** Begin Material for the task **

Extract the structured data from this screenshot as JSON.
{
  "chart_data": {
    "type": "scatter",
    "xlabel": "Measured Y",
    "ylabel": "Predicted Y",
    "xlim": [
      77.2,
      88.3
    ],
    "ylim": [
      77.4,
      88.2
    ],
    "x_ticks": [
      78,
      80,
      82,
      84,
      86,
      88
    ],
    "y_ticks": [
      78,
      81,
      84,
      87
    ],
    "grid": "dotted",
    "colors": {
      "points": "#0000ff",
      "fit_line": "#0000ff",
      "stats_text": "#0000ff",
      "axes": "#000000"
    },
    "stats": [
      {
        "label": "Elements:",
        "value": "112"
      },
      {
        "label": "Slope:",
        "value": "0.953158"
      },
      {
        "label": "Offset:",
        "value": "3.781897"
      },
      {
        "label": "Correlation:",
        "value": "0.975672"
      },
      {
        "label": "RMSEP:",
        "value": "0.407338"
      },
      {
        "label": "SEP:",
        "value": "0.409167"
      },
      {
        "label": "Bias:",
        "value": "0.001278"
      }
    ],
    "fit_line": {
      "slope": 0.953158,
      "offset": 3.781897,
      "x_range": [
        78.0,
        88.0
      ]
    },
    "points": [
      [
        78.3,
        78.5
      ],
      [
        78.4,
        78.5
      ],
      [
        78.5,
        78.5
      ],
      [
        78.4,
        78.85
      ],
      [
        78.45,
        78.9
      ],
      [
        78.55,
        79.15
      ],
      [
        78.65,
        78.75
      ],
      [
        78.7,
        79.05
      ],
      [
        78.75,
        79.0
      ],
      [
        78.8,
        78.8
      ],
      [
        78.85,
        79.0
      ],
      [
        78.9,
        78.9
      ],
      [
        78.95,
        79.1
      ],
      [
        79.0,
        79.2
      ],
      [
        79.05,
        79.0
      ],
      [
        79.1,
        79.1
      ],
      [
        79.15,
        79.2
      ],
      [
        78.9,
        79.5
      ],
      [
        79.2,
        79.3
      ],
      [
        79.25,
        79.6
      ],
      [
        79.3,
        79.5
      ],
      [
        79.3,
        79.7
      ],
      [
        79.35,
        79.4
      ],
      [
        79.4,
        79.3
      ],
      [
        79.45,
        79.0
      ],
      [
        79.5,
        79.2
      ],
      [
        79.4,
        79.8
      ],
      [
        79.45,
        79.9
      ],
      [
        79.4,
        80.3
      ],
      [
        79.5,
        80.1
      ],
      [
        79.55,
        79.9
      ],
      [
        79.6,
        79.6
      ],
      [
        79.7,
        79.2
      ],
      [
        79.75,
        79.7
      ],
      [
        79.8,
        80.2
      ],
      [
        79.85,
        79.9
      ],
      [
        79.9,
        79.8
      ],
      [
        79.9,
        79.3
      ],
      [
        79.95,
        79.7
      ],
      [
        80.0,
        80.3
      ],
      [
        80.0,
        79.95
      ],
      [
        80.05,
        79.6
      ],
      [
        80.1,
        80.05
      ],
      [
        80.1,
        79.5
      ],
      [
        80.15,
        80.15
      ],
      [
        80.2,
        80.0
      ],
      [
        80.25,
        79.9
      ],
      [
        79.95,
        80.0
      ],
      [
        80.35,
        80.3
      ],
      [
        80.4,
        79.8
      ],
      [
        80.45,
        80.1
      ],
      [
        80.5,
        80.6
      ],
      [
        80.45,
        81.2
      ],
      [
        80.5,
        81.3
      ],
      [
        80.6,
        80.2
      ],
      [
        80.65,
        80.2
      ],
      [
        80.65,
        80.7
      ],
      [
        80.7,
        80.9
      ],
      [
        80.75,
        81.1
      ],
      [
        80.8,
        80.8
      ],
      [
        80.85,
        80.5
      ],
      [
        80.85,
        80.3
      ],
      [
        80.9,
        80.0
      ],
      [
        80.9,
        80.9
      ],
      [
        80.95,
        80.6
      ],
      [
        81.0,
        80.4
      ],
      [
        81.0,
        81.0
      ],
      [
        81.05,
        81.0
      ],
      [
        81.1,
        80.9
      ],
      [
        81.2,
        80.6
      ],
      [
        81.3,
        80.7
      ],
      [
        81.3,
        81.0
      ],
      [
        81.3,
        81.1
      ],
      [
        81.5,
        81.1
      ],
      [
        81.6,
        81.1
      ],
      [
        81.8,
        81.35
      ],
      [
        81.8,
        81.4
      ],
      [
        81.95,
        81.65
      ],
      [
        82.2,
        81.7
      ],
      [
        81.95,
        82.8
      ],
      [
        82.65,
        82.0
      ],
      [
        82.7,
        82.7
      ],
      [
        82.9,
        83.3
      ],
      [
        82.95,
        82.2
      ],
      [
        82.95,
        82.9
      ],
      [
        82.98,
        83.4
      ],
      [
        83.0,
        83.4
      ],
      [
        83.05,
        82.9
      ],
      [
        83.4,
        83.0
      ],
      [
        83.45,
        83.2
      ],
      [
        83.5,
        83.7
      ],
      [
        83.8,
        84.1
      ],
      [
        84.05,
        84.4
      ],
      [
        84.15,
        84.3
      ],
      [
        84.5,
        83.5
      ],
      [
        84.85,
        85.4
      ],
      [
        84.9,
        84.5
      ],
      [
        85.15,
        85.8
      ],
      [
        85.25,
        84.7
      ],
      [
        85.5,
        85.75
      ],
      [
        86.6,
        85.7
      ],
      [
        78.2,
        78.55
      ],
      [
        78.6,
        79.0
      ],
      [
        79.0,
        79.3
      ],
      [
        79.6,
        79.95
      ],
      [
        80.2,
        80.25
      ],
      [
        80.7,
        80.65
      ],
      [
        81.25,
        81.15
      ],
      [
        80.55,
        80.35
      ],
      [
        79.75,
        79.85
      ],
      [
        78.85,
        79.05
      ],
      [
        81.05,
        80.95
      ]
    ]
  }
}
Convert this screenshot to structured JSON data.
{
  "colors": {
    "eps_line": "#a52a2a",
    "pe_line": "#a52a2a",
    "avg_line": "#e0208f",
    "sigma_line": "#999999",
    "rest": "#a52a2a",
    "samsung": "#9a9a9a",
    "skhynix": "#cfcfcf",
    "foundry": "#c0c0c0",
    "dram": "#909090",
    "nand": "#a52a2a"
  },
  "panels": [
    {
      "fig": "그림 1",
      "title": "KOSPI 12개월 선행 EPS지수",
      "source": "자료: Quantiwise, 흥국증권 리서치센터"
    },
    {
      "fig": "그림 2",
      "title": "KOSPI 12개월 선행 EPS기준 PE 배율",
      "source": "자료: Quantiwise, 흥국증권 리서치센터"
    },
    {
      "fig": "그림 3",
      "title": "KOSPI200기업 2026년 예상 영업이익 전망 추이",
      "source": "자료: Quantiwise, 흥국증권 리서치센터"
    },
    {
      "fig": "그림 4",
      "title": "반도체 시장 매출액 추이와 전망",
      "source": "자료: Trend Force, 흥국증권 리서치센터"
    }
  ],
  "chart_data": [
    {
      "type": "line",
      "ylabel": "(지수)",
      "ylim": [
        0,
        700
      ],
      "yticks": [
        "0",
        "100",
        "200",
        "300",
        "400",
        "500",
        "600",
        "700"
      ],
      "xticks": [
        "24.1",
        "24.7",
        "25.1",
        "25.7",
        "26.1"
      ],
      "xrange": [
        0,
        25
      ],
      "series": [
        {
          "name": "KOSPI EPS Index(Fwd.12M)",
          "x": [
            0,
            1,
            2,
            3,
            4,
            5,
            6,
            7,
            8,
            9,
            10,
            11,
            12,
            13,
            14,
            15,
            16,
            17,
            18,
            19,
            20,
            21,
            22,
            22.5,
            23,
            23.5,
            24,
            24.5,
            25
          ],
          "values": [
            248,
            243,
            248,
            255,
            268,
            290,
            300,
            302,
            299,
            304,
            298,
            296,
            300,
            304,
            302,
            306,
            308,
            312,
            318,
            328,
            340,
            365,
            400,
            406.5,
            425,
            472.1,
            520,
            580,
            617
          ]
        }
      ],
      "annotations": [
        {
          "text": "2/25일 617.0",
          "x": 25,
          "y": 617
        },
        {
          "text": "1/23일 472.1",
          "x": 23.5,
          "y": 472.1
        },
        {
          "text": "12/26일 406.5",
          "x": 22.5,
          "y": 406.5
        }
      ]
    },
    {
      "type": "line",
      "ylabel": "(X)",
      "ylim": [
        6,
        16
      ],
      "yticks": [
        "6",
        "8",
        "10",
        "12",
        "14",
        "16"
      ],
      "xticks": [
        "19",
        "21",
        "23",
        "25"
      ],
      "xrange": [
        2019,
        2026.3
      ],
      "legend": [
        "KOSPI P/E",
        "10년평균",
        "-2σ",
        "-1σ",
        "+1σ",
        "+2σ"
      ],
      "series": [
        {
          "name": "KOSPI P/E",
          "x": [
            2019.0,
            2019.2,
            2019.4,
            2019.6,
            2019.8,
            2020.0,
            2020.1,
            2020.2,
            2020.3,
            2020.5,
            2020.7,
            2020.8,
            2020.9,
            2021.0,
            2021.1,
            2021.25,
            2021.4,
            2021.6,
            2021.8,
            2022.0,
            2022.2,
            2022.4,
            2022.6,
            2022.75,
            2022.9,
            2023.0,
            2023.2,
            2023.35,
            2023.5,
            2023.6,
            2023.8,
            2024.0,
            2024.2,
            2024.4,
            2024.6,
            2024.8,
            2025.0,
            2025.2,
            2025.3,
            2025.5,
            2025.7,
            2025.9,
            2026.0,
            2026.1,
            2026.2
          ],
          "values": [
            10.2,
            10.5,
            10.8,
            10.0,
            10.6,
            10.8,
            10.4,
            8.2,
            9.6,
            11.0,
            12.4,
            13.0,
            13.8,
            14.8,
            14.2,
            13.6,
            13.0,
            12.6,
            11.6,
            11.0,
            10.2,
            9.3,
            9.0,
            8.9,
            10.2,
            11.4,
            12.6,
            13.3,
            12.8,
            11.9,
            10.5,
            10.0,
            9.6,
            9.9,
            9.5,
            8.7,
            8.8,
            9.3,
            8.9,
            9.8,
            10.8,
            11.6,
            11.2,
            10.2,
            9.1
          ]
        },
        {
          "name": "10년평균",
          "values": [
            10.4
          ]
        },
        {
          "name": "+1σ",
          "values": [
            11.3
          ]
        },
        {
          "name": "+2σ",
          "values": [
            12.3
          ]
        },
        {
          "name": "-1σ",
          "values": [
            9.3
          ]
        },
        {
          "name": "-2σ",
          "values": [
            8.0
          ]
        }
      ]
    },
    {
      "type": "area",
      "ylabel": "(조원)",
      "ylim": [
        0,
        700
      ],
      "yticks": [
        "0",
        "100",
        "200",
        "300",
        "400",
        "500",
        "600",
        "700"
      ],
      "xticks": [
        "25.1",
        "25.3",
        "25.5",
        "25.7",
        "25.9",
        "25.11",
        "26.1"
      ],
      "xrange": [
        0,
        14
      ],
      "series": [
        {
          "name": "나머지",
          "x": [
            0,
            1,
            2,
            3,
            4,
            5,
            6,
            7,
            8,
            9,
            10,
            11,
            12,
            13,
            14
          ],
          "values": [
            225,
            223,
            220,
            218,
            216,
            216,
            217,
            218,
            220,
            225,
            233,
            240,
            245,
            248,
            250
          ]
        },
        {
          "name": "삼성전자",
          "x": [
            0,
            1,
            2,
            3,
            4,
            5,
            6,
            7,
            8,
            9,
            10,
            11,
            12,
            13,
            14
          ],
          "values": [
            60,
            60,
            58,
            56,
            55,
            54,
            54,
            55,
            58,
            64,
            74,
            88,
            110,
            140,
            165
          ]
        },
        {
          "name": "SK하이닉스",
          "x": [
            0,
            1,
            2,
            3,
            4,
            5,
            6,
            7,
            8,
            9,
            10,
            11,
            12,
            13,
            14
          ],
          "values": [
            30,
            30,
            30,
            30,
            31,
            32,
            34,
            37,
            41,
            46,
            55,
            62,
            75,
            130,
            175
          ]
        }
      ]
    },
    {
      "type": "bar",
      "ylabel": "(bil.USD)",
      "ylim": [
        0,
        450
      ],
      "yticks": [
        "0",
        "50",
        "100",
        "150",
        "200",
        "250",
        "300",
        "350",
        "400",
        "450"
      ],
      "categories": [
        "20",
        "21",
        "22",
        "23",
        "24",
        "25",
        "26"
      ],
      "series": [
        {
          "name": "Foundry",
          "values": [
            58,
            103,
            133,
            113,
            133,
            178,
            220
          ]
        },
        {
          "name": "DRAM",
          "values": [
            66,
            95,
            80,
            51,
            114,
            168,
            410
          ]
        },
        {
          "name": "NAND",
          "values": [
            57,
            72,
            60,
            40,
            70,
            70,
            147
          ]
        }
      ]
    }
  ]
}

** End Material for the task **

# [Stated exercise]
Copy each line of the listing that includes "type".

# [Written solution]
    "type": "scatter",
      "type": "line",
      "type": "line",
      "type": "area",
      "type": "bar",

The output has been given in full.